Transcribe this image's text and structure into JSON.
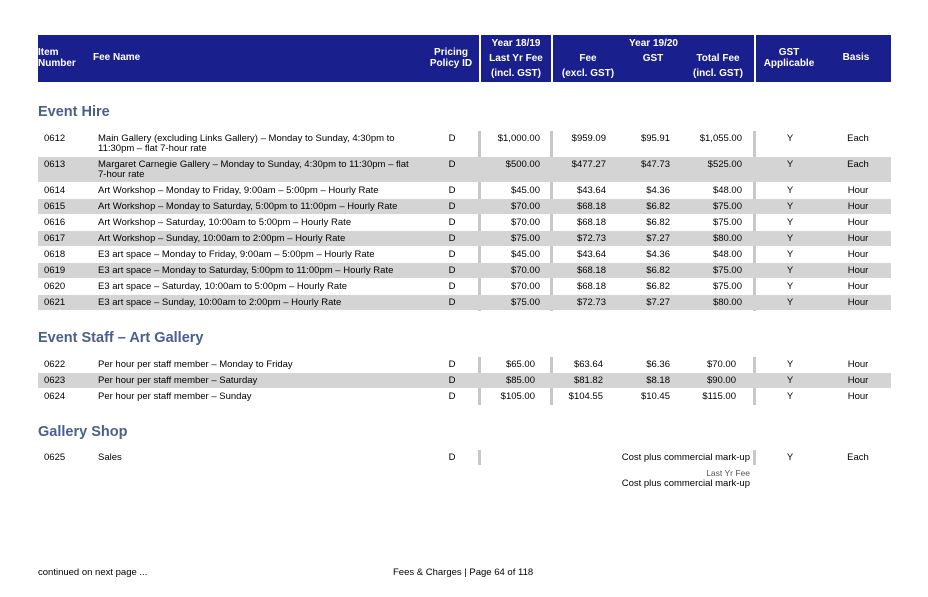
{
  "header": {
    "item_number_1": "Item",
    "item_number_2": "Number",
    "fee_name": "Fee Name",
    "pricing_1": "Pricing",
    "pricing_2": "Policy ID",
    "year1819": "Year 18/19",
    "last_yr_fee_1": "Last Yr Fee",
    "last_yr_fee_2": "(incl. GST)",
    "year1920": "Year 19/20",
    "fee_1": "Fee",
    "fee_2": "(excl. GST)",
    "gst": "GST",
    "total_fee_1": "Total Fee",
    "total_fee_2": "(incl. GST)",
    "gst_applicable_1": "GST",
    "gst_applicable_2": "Applicable",
    "basis": "Basis"
  },
  "sections": [
    {
      "title": "Event Hire",
      "rows": [
        {
          "item": "0612",
          "name": "Main Gallery (excluding Links Gallery) – Monday to Sunday, 4:30pm to 11:30pm – flat 7-hour rate",
          "policy": "D",
          "last": "$1,000.00",
          "fee": "$959.09",
          "gst": "$95.91",
          "total": "$1,055.00",
          "gst_app": "Y",
          "basis": "Each"
        },
        {
          "item": "0613",
          "name": "Margaret Carnegie Gallery – Monday to Sunday, 4:30pm to 11:30pm – flat 7-hour rate",
          "policy": "D",
          "last": "$500.00",
          "fee": "$477.27",
          "gst": "$47.73",
          "total": "$525.00",
          "gst_app": "Y",
          "basis": "Each"
        },
        {
          "item": "0614",
          "name": "Art Workshop – Monday to Friday, 9:00am – 5:00pm – Hourly Rate",
          "policy": "D",
          "last": "$45.00",
          "fee": "$43.64",
          "gst": "$4.36",
          "total": "$48.00",
          "gst_app": "Y",
          "basis": "Hour"
        },
        {
          "item": "0615",
          "name": "Art Workshop – Monday to Saturday, 5:00pm to 11:00pm – Hourly Rate",
          "policy": "D",
          "last": "$70.00",
          "fee": "$68.18",
          "gst": "$6.82",
          "total": "$75.00",
          "gst_app": "Y",
          "basis": "Hour"
        },
        {
          "item": "0616",
          "name": "Art Workshop – Saturday, 10:00am to 5:00pm – Hourly Rate",
          "policy": "D",
          "last": "$70.00",
          "fee": "$68.18",
          "gst": "$6.82",
          "total": "$75.00",
          "gst_app": "Y",
          "basis": "Hour"
        },
        {
          "item": "0617",
          "name": "Art Workshop – Sunday, 10:00am to 2:00pm – Hourly Rate",
          "policy": "D",
          "last": "$75.00",
          "fee": "$72.73",
          "gst": "$7.27",
          "total": "$80.00",
          "gst_app": "Y",
          "basis": "Hour"
        },
        {
          "item": "0618",
          "name": "E3 art space – Monday to Friday, 9:00am – 5:00pm – Hourly Rate",
          "policy": "D",
          "last": "$45.00",
          "fee": "$43.64",
          "gst": "$4.36",
          "total": "$48.00",
          "gst_app": "Y",
          "basis": "Hour"
        },
        {
          "item": "0619",
          "name": "E3 art space – Monday to Saturday, 5:00pm to 11:00pm – Hourly Rate",
          "policy": "D",
          "last": "$70.00",
          "fee": "$68.18",
          "gst": "$6.82",
          "total": "$75.00",
          "gst_app": "Y",
          "basis": "Hour"
        },
        {
          "item": "0620",
          "name": "E3 art space – Saturday, 10:00am to 5:00pm – Hourly Rate",
          "policy": "D",
          "last": "$70.00",
          "fee": "$68.18",
          "gst": "$6.82",
          "total": "$75.00",
          "gst_app": "Y",
          "basis": "Hour"
        },
        {
          "item": "0621",
          "name": "E3 art space – Sunday, 10:00am to 2:00pm – Hourly Rate",
          "policy": "D",
          "last": "$75.00",
          "fee": "$72.73",
          "gst": "$7.27",
          "total": "$80.00",
          "gst_app": "Y",
          "basis": "Hour"
        }
      ]
    },
    {
      "title": "Event Staff – Art Gallery",
      "rows": [
        {
          "item": "0622",
          "name": "Per hour per staff member – Monday to Friday",
          "policy": "D",
          "last": "$65.00",
          "fee": "$63.64",
          "gst": "$6.36",
          "total": "$70.00",
          "gst_app": "Y",
          "basis": "Hour"
        },
        {
          "item": "0623",
          "name": "Per hour per staff member – Saturday",
          "policy": "D",
          "last": "$85.00",
          "fee": "$81.82",
          "gst": "$8.18",
          "total": "$90.00",
          "gst_app": "Y",
          "basis": "Hour"
        },
        {
          "item": "0624",
          "name": "Per hour per staff member – Sunday",
          "policy": "D",
          "last": "$105.00",
          "fee": "$104.55",
          "gst": "$10.45",
          "total": "$115.00",
          "gst_app": "Y",
          "basis": "Hour"
        }
      ]
    },
    {
      "title": "Gallery Shop",
      "rows": [
        {
          "item": "0625",
          "name": "Sales",
          "policy": "D",
          "fee_text": "Cost plus commercial mark-up",
          "gst_app": "Y",
          "basis": "Each"
        }
      ]
    }
  ],
  "shop_note": {
    "label": "Last Yr Fee",
    "value": "Cost plus commercial mark-up"
  },
  "footer": {
    "continued": "continued on next page ...",
    "page": "Fees & Charges | Page 64 of 118"
  }
}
+ + +
* Stated exercise
Copy all the records above exactly, but leave out the pictures.

* The response
Transcribe this image's text and structure into JSON.
{
  "header": {
    "item_number_1": "Item",
    "item_number_2": "Number",
    "fee_name": "Fee Name",
    "pricing_1": "Pricing",
    "pricing_2": "Policy ID",
    "year1819": "Year 18/19",
    "last_yr_fee_1": "Last Yr Fee",
    "last_yr_fee_2": "(incl. GST)",
    "year1920": "Year 19/20",
    "fee_1": "Fee",
    "fee_2": "(excl. GST)",
    "gst": "GST",
    "total_fee_1": "Total Fee",
    "total_fee_2": "(incl. GST)",
    "gst_applicable_1": "GST",
    "gst_applicable_2": "Applicable",
    "basis": "Basis"
  },
  "sections": [
    {
      "title": "Event Hire",
      "rows": [
        {
          "item": "0612",
          "name": "Main Gallery (excluding Links Gallery) – Monday to Sunday, 4:30pm to 11:30pm – flat 7-hour rate",
          "policy": "D",
          "last": "$1,000.00",
          "fee": "$959.09",
          "gst": "$95.91",
          "total": "$1,055.00",
          "gst_app": "Y",
          "basis": "Each"
        },
        {
          "item": "0613",
          "name": "Margaret Carnegie Gallery – Monday to Sunday, 4:30pm to 11:30pm – flat 7-hour rate",
          "policy": "D",
          "last": "$500.00",
          "fee": "$477.27",
          "gst": "$47.73",
          "total": "$525.00",
          "gst_app": "Y",
          "basis": "Each"
        },
        {
          "item": "0614",
          "name": "Art Workshop – Monday to Friday, 9:00am – 5:00pm – Hourly Rate",
          "policy": "D",
          "last": "$45.00",
          "fee": "$43.64",
          "gst": "$4.36",
          "total": "$48.00",
          "gst_app": "Y",
          "basis": "Hour"
        },
        {
          "item": "0615",
          "name": "Art Workshop – Monday to Saturday, 5:00pm to 11:00pm – Hourly Rate",
          "policy": "D",
          "last": "$70.00",
          "fee": "$68.18",
          "gst": "$6.82",
          "total": "$75.00",
          "gst_app": "Y",
          "basis": "Hour"
        },
        {
          "item": "0616",
          "name": "Art Workshop – Saturday, 10:00am to 5:00pm – Hourly Rate",
          "policy": "D",
          "last": "$70.00",
          "fee": "$68.18",
          "gst": "$6.82",
          "total": "$75.00",
          "gst_app": "Y",
          "basis": "Hour"
        },
        {
          "item": "0617",
          "name": "Art Workshop – Sunday, 10:00am to 2:00pm – Hourly Rate",
          "policy": "D",
          "last": "$75.00",
          "fee": "$72.73",
          "gst": "$7.27",
          "total": "$80.00",
          "gst_app": "Y",
          "basis": "Hour"
        },
        {
          "item": "0618",
          "name": "E3 art space – Monday to Friday, 9:00am – 5:00pm – Hourly Rate",
          "policy": "D",
          "last": "$45.00",
          "fee": "$43.64",
          "gst": "$4.36",
          "total": "$48.00",
          "gst_app": "Y",
          "basis": "Hour"
        },
        {
          "item": "0619",
          "name": "E3 art space – Monday to Saturday, 5:00pm to 11:00pm – Hourly Rate",
          "policy": "D",
          "last": "$70.00",
          "fee": "$68.18",
          "gst": "$6.82",
          "total": "$75.00",
          "gst_app": "Y",
          "basis": "Hour"
        },
        {
          "item": "0620",
          "name": "E3 art space – Saturday, 10:00am to 5:00pm – Hourly Rate",
          "policy": "D",
          "last": "$70.00",
          "fee": "$68.18",
          "gst": "$6.82",
          "total": "$75.00",
          "gst_app": "Y",
          "basis": "Hour"
        },
        {
          "item": "0621",
          "name": "E3 art space – Sunday, 10:00am to 2:00pm – Hourly Rate",
          "policy": "D",
          "last": "$75.00",
          "fee": "$72.73",
          "gst": "$7.27",
          "total": "$80.00",
          "gst_app": "Y",
          "basis": "Hour"
        }
      ]
    },
    {
      "title": "Event Staff – Art Gallery",
      "rows": [
        {
          "item": "0622",
          "name": "Per hour per staff member – Monday to Friday",
          "policy": "D",
          "last": "$65.00",
          "fee": "$63.64",
          "gst": "$6.36",
          "total": "$70.00",
          "gst_app": "Y",
          "basis": "Hour"
        },
        {
          "item": "0623",
          "name": "Per hour per staff member – Saturday",
          "policy": "D",
          "last": "$85.00",
          "fee": "$81.82",
          "gst": "$8.18",
          "total": "$90.00",
          "gst_app": "Y",
          "basis": "Hour"
        },
        {
          "item": "0624",
          "name": "Per hour per staff member – Sunday",
          "policy": "D",
          "last": "$105.00",
          "fee": "$104.55",
          "gst": "$10.45",
          "total": "$115.00",
          "gst_app": "Y",
          "basis": "Hour"
        }
      ]
    },
    {
      "title": "Gallery Shop",
      "rows": [
        {
          "item": "0625",
          "name": "Sales",
          "policy": "D",
          "fee_text": "Cost plus commercial mark-up",
          "gst_app": "Y",
          "basis": "Each"
        }
      ]
    }
  ],
  "shop_note": {
    "label": "Last Yr Fee",
    "value": "Cost plus commercial mark-up"
  },
  "footer": {
    "continued": "continued on next page ...",
    "page": "Fees & Charges | Page 64 of 118"
  }
}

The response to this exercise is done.